◆ **INSTRUCTION**
Without the pictures, copy all the entries below exactly.

________________

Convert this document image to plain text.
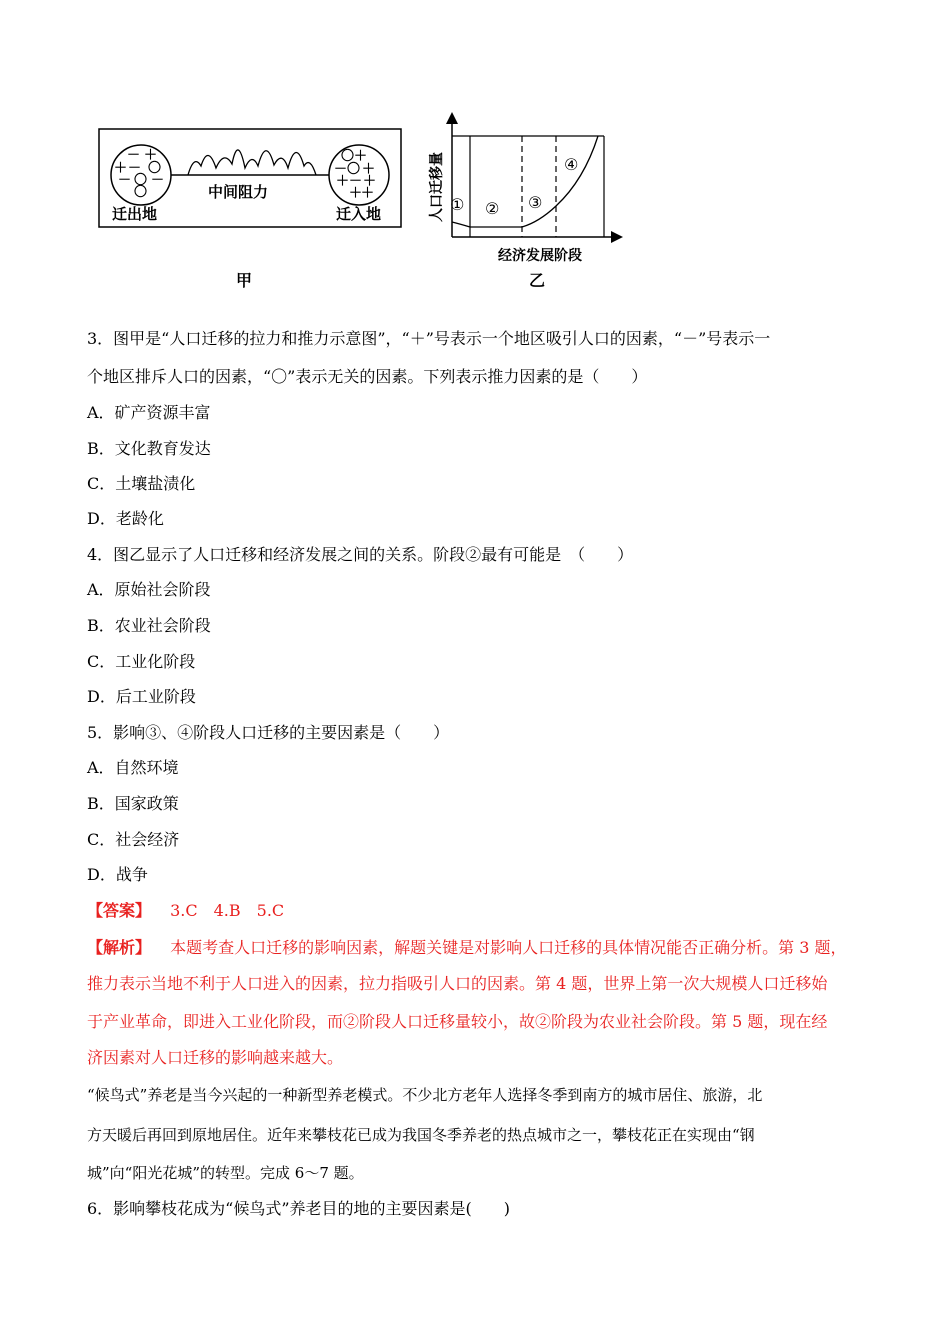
－ ＋
＋ － 〇
－ 〇 －
〇
〇 ＋
－ 〇 ＋
＋ － ＋
＋
＋
迁出地
中间阻力
迁入地
甲
① ② ③
④
经济发展阶段
人口迁移量
乙
3．图甲是“人口迁移的拉力和推力示意图”，“＋”号表示一个地区吸引人口的因素，“－”号表示一
个地区排斥人口的因素，“〇”表示无关的因素。下列表示推力因素的是（　　）
A．矿产资源丰富
B．文化教育发达
C．土壤盐渍化
D．老龄化
4．图乙显示了人口迁移和经济发展之间的关系。阶段②最有可能是　（　　）
A．原始社会阶段
B．农业社会阶段
C．工业化阶段
D．后工业阶段
5．影响③、④阶段人口迁移的主要因素是（　　）
A．自然环境
B．国家政策
C．社会经济
D．战争
【答案】 3.C　4.B　5.C
【解析】 本题考查人口迁移的影响因素，解题关键是对影响人口迁移的具体情况能否正确分析。第 3 题，
推力表示当地不利于人口进入的因素，拉力指吸引人口的因素。第 4 题，世界上第一次大规模人口迁移始
于产业革命，即进入工业化阶段，而②阶段人口迁移量较小，故②阶段为农业社会阶段。第 5 题，现在经
济因素对人口迁移的影响越来越大。
“候鸟式”养老是当今兴起的一种新型养老模式。不少北方老年人选择冬季到南方的城市居住、旅游，北
方天暖后再回到原地居住。近年来攀枝花已成为我国冬季养老的热点城市之一，攀枝花正在实现由“钢
城”向“阳光花城”的转型。完成 6～7 题。
6．影响攀枝花成为“候鸟式”养老目的地的主要因素是(　　)
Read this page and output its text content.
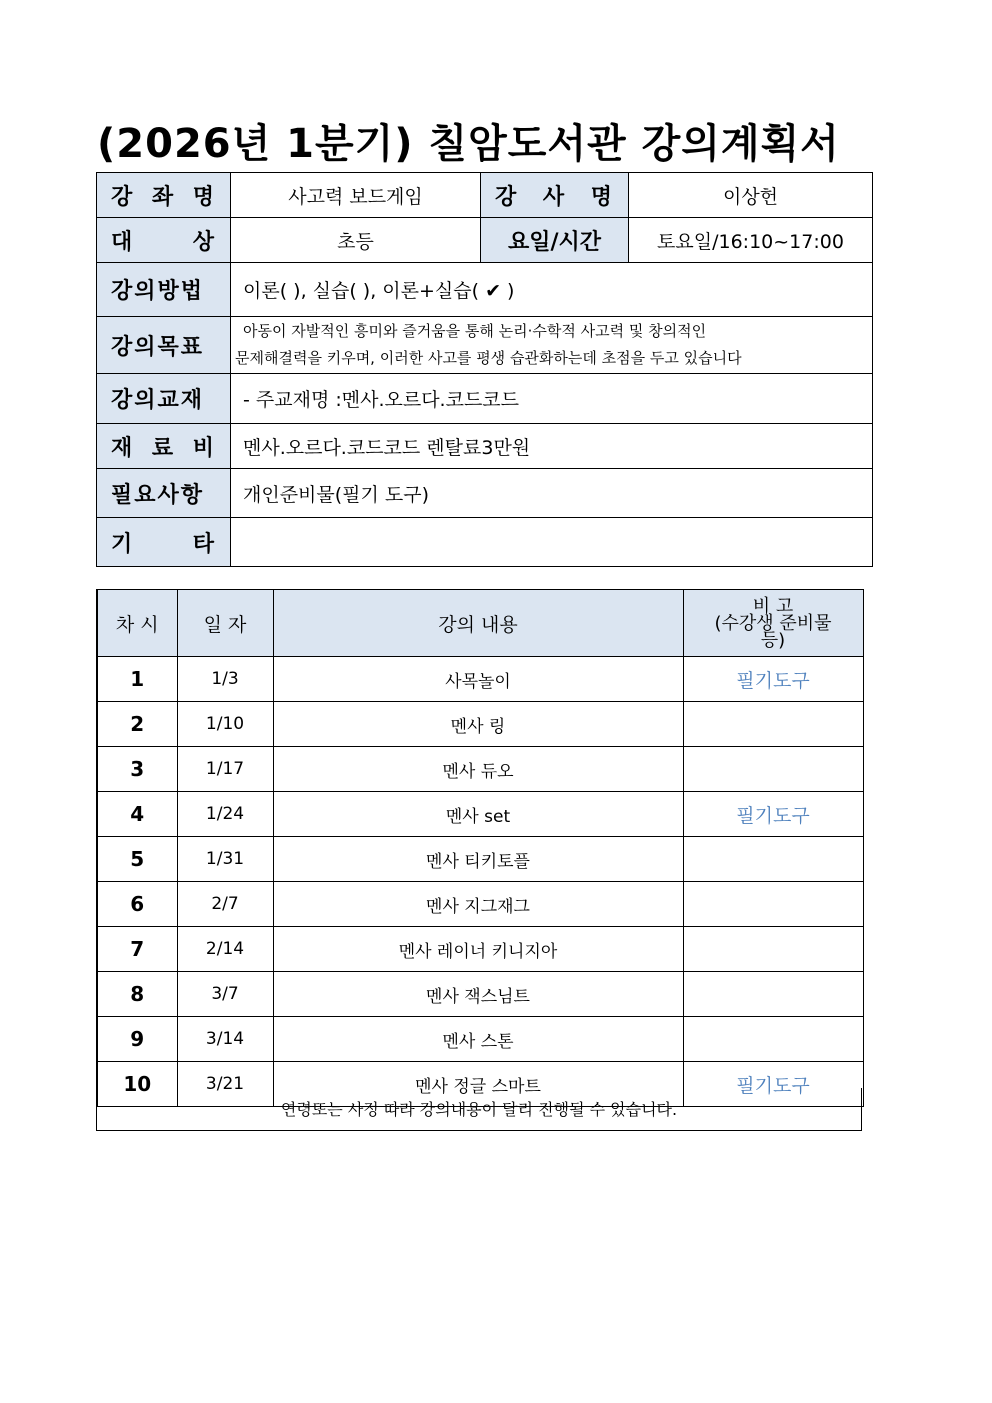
(2026년 1분기) 칠암도서관 강의계획서
강 좌 명	사고력 보드게임	강 사 명	이상헌
대 상	초등	요일/시간	토요일/16:10~17:00
강의방법	이론( ), 실습( ), 이론+실습( ✔ )		
강의목표	아동이 자발적인 흥미와 즐거움을 통해 논리·수학적 사고력 및 창의적인
문제해결력을 키우며, 이러한 사고를 평생 습관화하는데 초점을 두고 있습니다		

강의교재	- 주교재명 :멘사.오르다.코드코드		
재 료 비	멘사.오르다.코드코드 렌탈료3만원		
필요사항	개인준비물(필기 도구)		
기 타			
차 시	일 자	강의 내용	비 고
(수강생 준비물
등)

1	1/3	사목놀이	필기도구
2	1/10	멘사 링	
3	1/17	멘사 듀오	
4	1/24	멘사 set	필기도구
5	1/31	멘사 티키토플	
6	2/7	멘사 지그재그	
7	2/14	멘사 레이너 키니지아	
8	3/7	멘사 잭스님트	
9	3/14	멘사 스톤	
10	3/21	멘사 정글 스마트	필기도구
연령또는 사정 따라 강의내용이 달리 진행될 수 있습니다.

________________

◆ **EXERCISE OUTPUT**
Convert this document image to plain text.
－ ＋
＋ － 〇
－ 〇 －
〇
〇 ＋
－ 〇 ＋
＋ － ＋
＋
＋
迁出地
中间阻力
迁入地
甲
① ② ③
④
经济发展阶段
人口迁移量
乙
3．图甲是“人口迁移的拉力和推力示意图”，“＋”号表示一个地区吸引人口的因素，“－”号表示一
个地区排斥人口的因素，“〇”表示无关的因素。下列表示推力因素的是（　　）
A．矿产资源丰富
B．文化教育发达
C．土壤盐渍化
D．老龄化
4．图乙显示了人口迁移和经济发展之间的关系。阶段②最有可能是　（　　）
A．原始社会阶段
B．农业社会阶段
C．工业化阶段
D．后工业阶段
5．影响③、④阶段人口迁移的主要因素是（　　）
A．自然环境
B．国家政策
C．社会经济
D．战争
【答案】 3.C　4.B　5.C
【解析】 本题考查人口迁移的影响因素，解题关键是对影响人口迁移的具体情况能否正确分析。第 3 题，
推力表示当地不利于人口进入的因素，拉力指吸引人口的因素。第 4 题，世界上第一次大规模人口迁移始
于产业革命，即进入工业化阶段，而②阶段人口迁移量较小，故②阶段为农业社会阶段。第 5 题，现在经
济因素对人口迁移的影响越来越大。
“候鸟式”养老是当今兴起的一种新型养老模式。不少北方老年人选择冬季到南方的城市居住、旅游，北
方天暖后再回到原地居住。近年来攀枝花已成为我国冬季养老的热点城市之一，攀枝花正在实现由“钢
城”向“阳光花城”的转型。完成 6～7 题。
6．影响攀枝花成为“候鸟式”养老目的地的主要因素是(　　)
Read this page and output its text content.
(2026년 1분기) 칠암도서관 강의계획서
강 좌 명	사고력 보드게임	강 사 명	이상헌
대 상	초등	요일/시간	토요일/16:10~17:00
강의방법	이론( ), 실습( ), 이론+실습( ✔ )		
강의목표	아동이 자발적인 흥미와 즐거움을 통해 논리·수학적 사고력 및 창의적인
문제해결력을 키우며, 이러한 사고를 평생 습관화하는데 초점을 두고 있습니다		

강의교재	- 주교재명 :멘사.오르다.코드코드		
재 료 비	멘사.오르다.코드코드 렌탈료3만원		
필요사항	개인준비물(필기 도구)		
기 타			
차 시	일 자	강의 내용	비 고
(수강생 준비물
등)

1	1/3	사목놀이	필기도구
2	1/10	멘사 링	
3	1/17	멘사 듀오	
4	1/24	멘사 set	필기도구
5	1/31	멘사 티키토플	
6	2/7	멘사 지그재그	
7	2/14	멘사 레이너 키니지아	
8	3/7	멘사 잭스님트	
9	3/14	멘사 스톤	
10	3/21	멘사 정글 스마트	필기도구
연령또는 사정 따라 강의내용이 달리 진행될 수 있습니다.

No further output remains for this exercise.